Figure collection entries
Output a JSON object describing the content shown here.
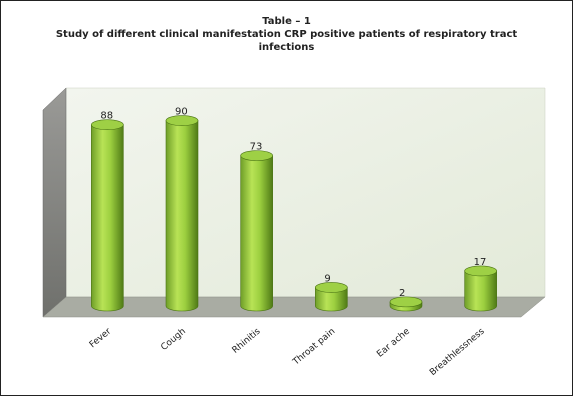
{
  "chart_data": {
    "type": "bar",
    "title_lines": [
      "Table – 1",
      "Study of different clinical  manifestation CRP positive patients of respiratory tract",
      "infections"
    ],
    "categories": [
      "Fever",
      "Cough",
      "Rhinitis",
      "Throat pain",
      "Ear ache",
      "Breathlessness"
    ],
    "values": [
      88,
      90,
      73,
      9,
      2,
      17
    ],
    "ylim": [
      0,
      100
    ],
    "xlabel": "",
    "ylabel": "",
    "grid": false,
    "legend": "none",
    "colors": {
      "bar_light": "#b6e24f",
      "bar_mid": "#8fc23a",
      "bar_dark": "#5a8a1c",
      "bar_top": "#9ed045",
      "back_wall": "#e9efe2",
      "side_wall": "#8a8a88",
      "floor": "#a9aca3"
    }
  }
}
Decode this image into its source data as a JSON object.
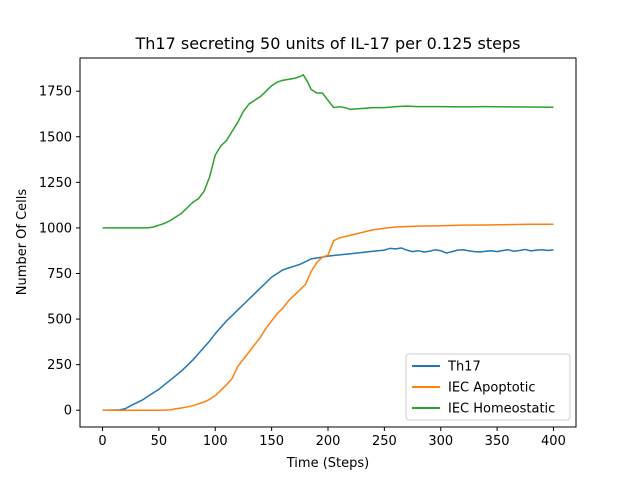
{
  "chart_data": {
    "type": "line",
    "title": "Th17 secreting 50 units of IL-17 per 0.125 steps",
    "xlabel": "Time (Steps)",
    "ylabel": "Number Of Cells",
    "xlim": [
      -20,
      420
    ],
    "ylim": [
      -92,
      1932
    ],
    "x_ticks": [
      0,
      50,
      100,
      150,
      200,
      250,
      300,
      350,
      400
    ],
    "y_ticks": [
      0,
      250,
      500,
      750,
      1000,
      1250,
      1500,
      1750
    ],
    "grid": false,
    "legend_position": "lower-right",
    "series": [
      {
        "name": "Th17",
        "color": "#1f77b4",
        "x": [
          0,
          15,
          20,
          25,
          30,
          35,
          40,
          45,
          50,
          55,
          60,
          65,
          70,
          75,
          80,
          85,
          90,
          95,
          100,
          105,
          110,
          115,
          120,
          125,
          130,
          135,
          140,
          145,
          150,
          155,
          160,
          165,
          170,
          175,
          180,
          185,
          190,
          195,
          200,
          210,
          220,
          230,
          240,
          250,
          255,
          260,
          265,
          270,
          275,
          280,
          285,
          290,
          295,
          300,
          305,
          310,
          315,
          320,
          325,
          330,
          335,
          340,
          345,
          350,
          355,
          360,
          365,
          370,
          375,
          380,
          385,
          390,
          395,
          400
        ],
        "values": [
          0,
          2,
          8,
          25,
          40,
          55,
          75,
          95,
          115,
          140,
          165,
          190,
          215,
          245,
          275,
          310,
          345,
          380,
          420,
          455,
          490,
          520,
          550,
          580,
          610,
          640,
          670,
          700,
          730,
          750,
          770,
          780,
          790,
          800,
          815,
          830,
          835,
          840,
          845,
          852,
          858,
          865,
          872,
          878,
          888,
          885,
          890,
          878,
          870,
          875,
          868,
          872,
          880,
          875,
          862,
          870,
          878,
          880,
          874,
          870,
          868,
          872,
          875,
          870,
          876,
          880,
          872,
          876,
          882,
          874,
          878,
          880,
          876,
          880
        ]
      },
      {
        "name": "IEC Apoptotic",
        "color": "#ff7f0e",
        "x": [
          0,
          50,
          60,
          65,
          70,
          75,
          80,
          85,
          90,
          95,
          100,
          105,
          110,
          115,
          120,
          125,
          130,
          135,
          140,
          145,
          150,
          155,
          160,
          165,
          170,
          175,
          180,
          185,
          190,
          195,
          200,
          205,
          210,
          220,
          230,
          240,
          250,
          260,
          270,
          280,
          300,
          320,
          340,
          360,
          380,
          400
        ],
        "values": [
          0,
          0,
          2,
          8,
          12,
          18,
          25,
          35,
          45,
          60,
          80,
          110,
          140,
          175,
          240,
          280,
          320,
          360,
          400,
          450,
          490,
          530,
          560,
          600,
          630,
          660,
          690,
          760,
          810,
          840,
          850,
          930,
          945,
          960,
          975,
          990,
          998,
          1005,
          1008,
          1010,
          1012,
          1015,
          1016,
          1018,
          1020,
          1020
        ]
      },
      {
        "name": "IEC Homeostatic",
        "color": "#2ca02c",
        "x": [
          0,
          40,
          45,
          50,
          55,
          60,
          65,
          70,
          75,
          80,
          85,
          90,
          95,
          100,
          105,
          110,
          115,
          120,
          125,
          130,
          135,
          140,
          145,
          150,
          155,
          160,
          165,
          170,
          175,
          178,
          182,
          185,
          190,
          195,
          200,
          205,
          210,
          215,
          220,
          230,
          240,
          250,
          260,
          270,
          280,
          300,
          320,
          340,
          360,
          380,
          400
        ],
        "values": [
          1000,
          1000,
          1005,
          1015,
          1025,
          1040,
          1060,
          1080,
          1110,
          1140,
          1160,
          1200,
          1280,
          1400,
          1450,
          1480,
          1530,
          1580,
          1640,
          1680,
          1700,
          1720,
          1750,
          1780,
          1800,
          1810,
          1815,
          1820,
          1830,
          1840,
          1800,
          1760,
          1740,
          1740,
          1700,
          1660,
          1665,
          1660,
          1650,
          1655,
          1660,
          1660,
          1665,
          1668,
          1665,
          1665,
          1664,
          1665,
          1664,
          1663,
          1662
        ]
      }
    ]
  }
}
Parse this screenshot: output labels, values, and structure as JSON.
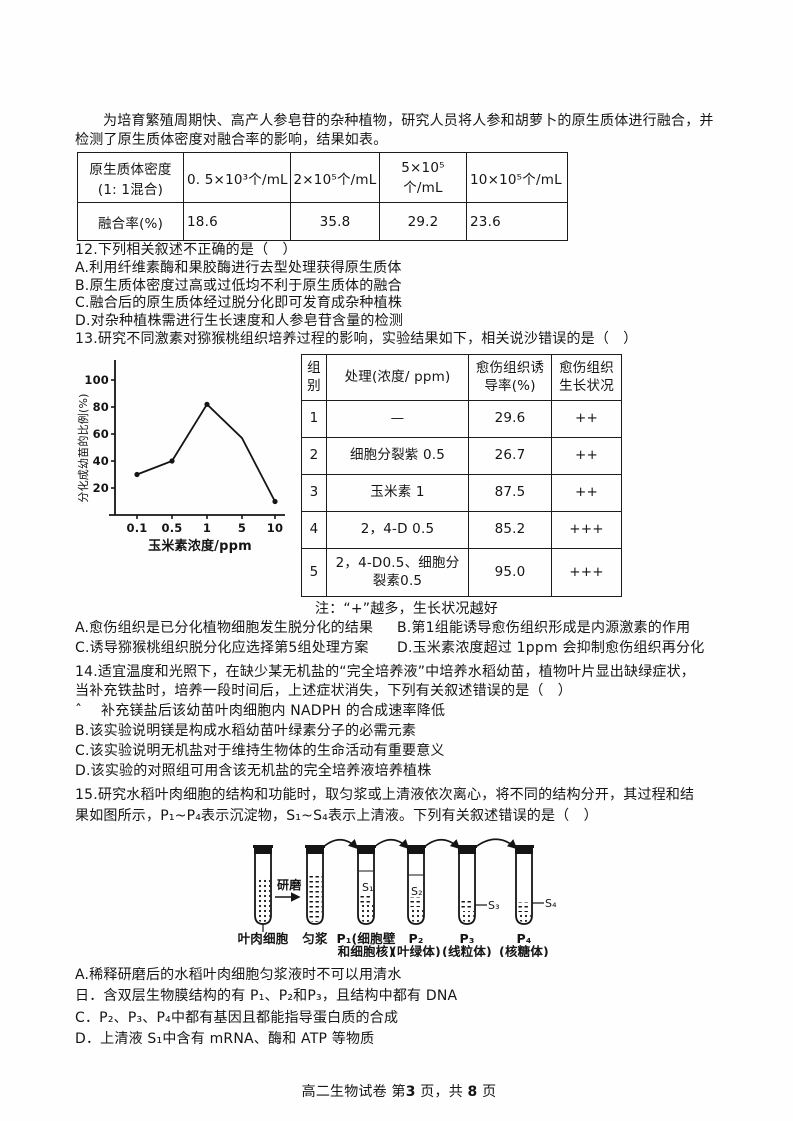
{
  "intro": {
    "line1": "为培育繁殖周期快、高产人参皂苷的杂种植物，研究人员将人参和胡萝卜的原生质体进行融合，并",
    "line2": "检测了原生质体密度对融合率的影响，结果如表。"
  },
  "table1": {
    "header_line1": "原生质体密度",
    "header_line2": "(1: 1混合)",
    "density_cols": [
      "0. 5×10³个/mL",
      "2×10⁵个/mL",
      "5×10⁵个/mL",
      "10×10⁵个/mL"
    ],
    "row_label": "融合率(%)",
    "values": [
      "18.6",
      "35.8",
      "29.2",
      "23.6"
    ]
  },
  "q12": {
    "stem": "12.下列相关叙述不正确的是（　）",
    "options": [
      "A.利用纤维素酶和果胶酶进行去型处理获得原生质体",
      "B.原生质体密度过高或过低均不利于原生质体的融合",
      "C.融合后的原生质体经过脱分化即可发育成杂种植株",
      "D.对杂种植株需进行生长速度和人参皂苷含量的检测"
    ]
  },
  "q13": {
    "stem": "13.研究不同激素对猕猴桃组织培养过程的影响，实验结果如下，相关说沙错误的是（　）",
    "table": {
      "headers": [
        "组别",
        "处理(浓度/ ppm)",
        "愈伤组织诱导率(%)",
        "愈伤组织生长状况"
      ],
      "rows": [
        [
          "1",
          "—",
          "29.6",
          "++"
        ],
        [
          "2",
          "细胞分裂紫 0.5",
          "26.7",
          "++"
        ],
        [
          "3",
          "玉米素 1",
          "87.5",
          "++"
        ],
        [
          "4",
          "2，4-D 0.5",
          "85.2",
          "+++"
        ],
        [
          "5",
          "2，4-D0.5、细胞分裂素0.5",
          "95.0",
          "+++"
        ]
      ]
    },
    "note": "注：“+”越多，生长状况越好",
    "options": [
      "A.愈伤组织是已分化植物细胞发生脱分化的结果",
      "B.第1组能诱导愈伤组织形成是内源激素的作用",
      "C.诱导猕猴桃组织脱分化应选择第5组处理方案",
      "D.玉米素浓度超过 1ppm 会抑制愈伤组织再分化"
    ]
  },
  "chart_data": {
    "type": "line",
    "x": [
      0.1,
      0.5,
      1,
      5,
      10
    ],
    "x_tick_labels": [
      "0.1",
      "0.5",
      "1",
      "5",
      "10"
    ],
    "values": [
      30,
      40,
      82,
      57,
      10
    ],
    "markers": [
      true,
      true,
      true,
      false,
      true
    ],
    "title": "",
    "xlabel": "玉米素浓度/ppm",
    "ylabel": "分化成幼苗的比例(%)",
    "ylim": [
      0,
      100
    ],
    "yticks": [
      20,
      40,
      60,
      80,
      100
    ],
    "grid": false,
    "legend": "none"
  },
  "q14": {
    "stem1": "14.适宜温度和光照下，在缺少某无机盐的“完全培养液”中培养水稻幼苗，植物叶片显出缺绿症状，",
    "stem2": "当补充铁盐时，培养一段时间后，上述症状消失，下列有关叙述错误的是（　）",
    "options": [
      "ˆ　 补充镁盐后该幼苗叶肉细胞内 NADPH 的合成速率降低",
      "B.该实验说明镁是构成水稻幼苗叶绿素分子的必需元素",
      "C.该实验说明无机盐对于维持生物体的生命活动有重要意义",
      "D.该实验的对照组可用含该无机盐的完全培养液培养植株"
    ]
  },
  "q15": {
    "stem1": "15.研究水稻叶肉细胞的结构和功能时，取匀浆或上清液依次离心，将不同的结构分开，其过程和结",
    "stem2": "果如图所示，P₁~P₄表示沉淀物，S₁~S₄表示上清液。下列有关叙述错误的是（　）",
    "diagram": {
      "grind_label": "研磨",
      "labels_line1": [
        "叶肉细胞",
        "匀浆",
        "P₁(细胞壁",
        "P₂",
        "P₃",
        "P₄"
      ],
      "labels_line2": [
        "",
        "",
        "和细胞核)",
        "(叶绿体)",
        "(线粒体)",
        "(核糖体)"
      ],
      "s_labels": [
        "S₁",
        "S₂",
        "S₃",
        "S₄"
      ]
    },
    "options": [
      "A.稀释研磨后的水稻叶肉细胞匀浆液时不可以用清水",
      "日．含双层生物膜结构的有 P₁、P₂和P₃，且结构中都有 DNA",
      "C．P₂、P₃、P₄中都有基因且都能指导蛋白质的合成",
      "D．上清液 S₁中含有 mRNA、酶和 ATP 等物质"
    ]
  },
  "footer": {
    "part1": "高二生物试卷 第",
    "page": "3",
    "part2": " 页，共 ",
    "total": "8",
    "part3": " 页"
  }
}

PROBLEM TO WORK ON:
Read through the entries and copy every line that includes "object".

FINISHED EXERCISE:
Output a JSON object describing the content shown here.
Decode this image into its source data as a JSON object.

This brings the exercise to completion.